* begin *

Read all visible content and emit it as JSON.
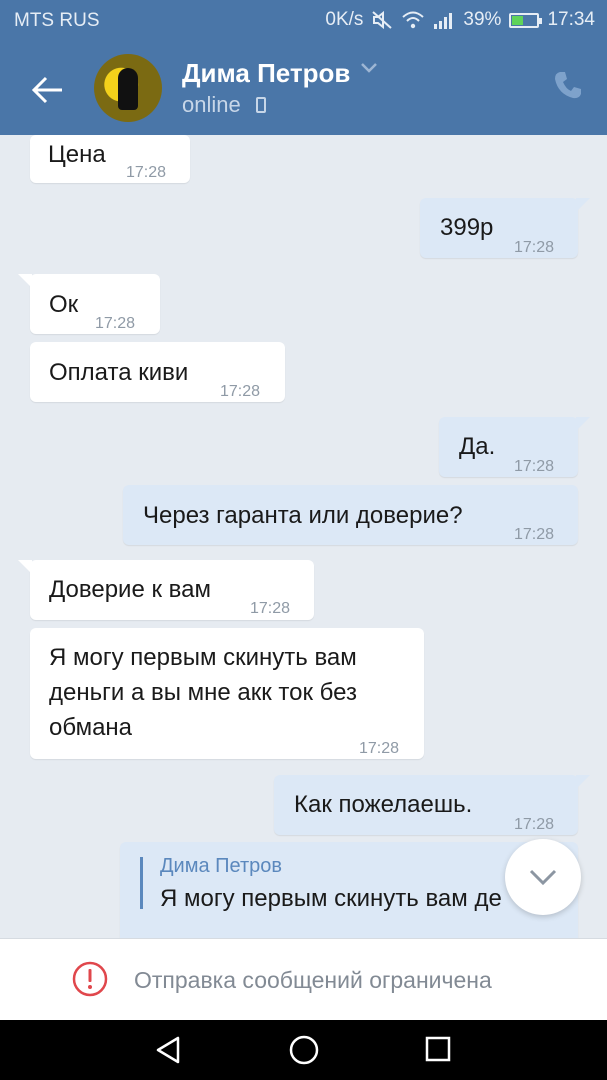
{
  "status_bar": {
    "carrier": "MTS RUS",
    "speed": "0K/s",
    "battery": "39%",
    "battery_level": 0.39,
    "time": "17:34"
  },
  "header": {
    "name": "Дима Петров",
    "status": "online"
  },
  "messages": [
    {
      "dir": "in",
      "text": "Цена",
      "time": "17:28"
    },
    {
      "dir": "out",
      "text": "399р",
      "time": "17:28"
    },
    {
      "dir": "in",
      "text": "Ок",
      "time": "17:28"
    },
    {
      "dir": "in",
      "text": "Оплата киви",
      "time": "17:28"
    },
    {
      "dir": "out",
      "text": "Да.",
      "time": "17:28"
    },
    {
      "dir": "out",
      "text": "Через гаранта или доверие?",
      "time": "17:28"
    },
    {
      "dir": "in",
      "text": "Доверие к вам",
      "time": "17:28"
    },
    {
      "dir": "in",
      "text_lines": [
        "Я могу первым скинуть вам",
        "деньги а вы мне акк ток без",
        "обмана"
      ],
      "time": "17:28"
    },
    {
      "dir": "out",
      "text": "Как пожелаешь.",
      "time": "17:28"
    }
  ],
  "reply": {
    "name": "Дима Петров",
    "text": "Я могу первым скинуть вам де"
  },
  "bottom": {
    "restriction": "Отправка сообщений ограничена"
  },
  "colors": {
    "header": "#4a76a8",
    "chat_bg": "#e6ebf1",
    "bubble_in": "#ffffff",
    "bubble_out": "#dce8f6",
    "accent": "#5b88bd",
    "warning": "#e0474c"
  },
  "icons": [
    "back-arrow-icon",
    "chevron-down-icon",
    "mobile-icon",
    "phone-icon",
    "warning-icon",
    "nav-back-icon",
    "nav-home-icon",
    "nav-recent-icon"
  ]
}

* end *

◆ GIVEN TASK
Take every line that includes the string "могу" and copy it.

◆ RESPONSE TO THE EXERCISE
        "Я могу первым скинуть вам",
    "text": "Я могу первым скинуть вам де"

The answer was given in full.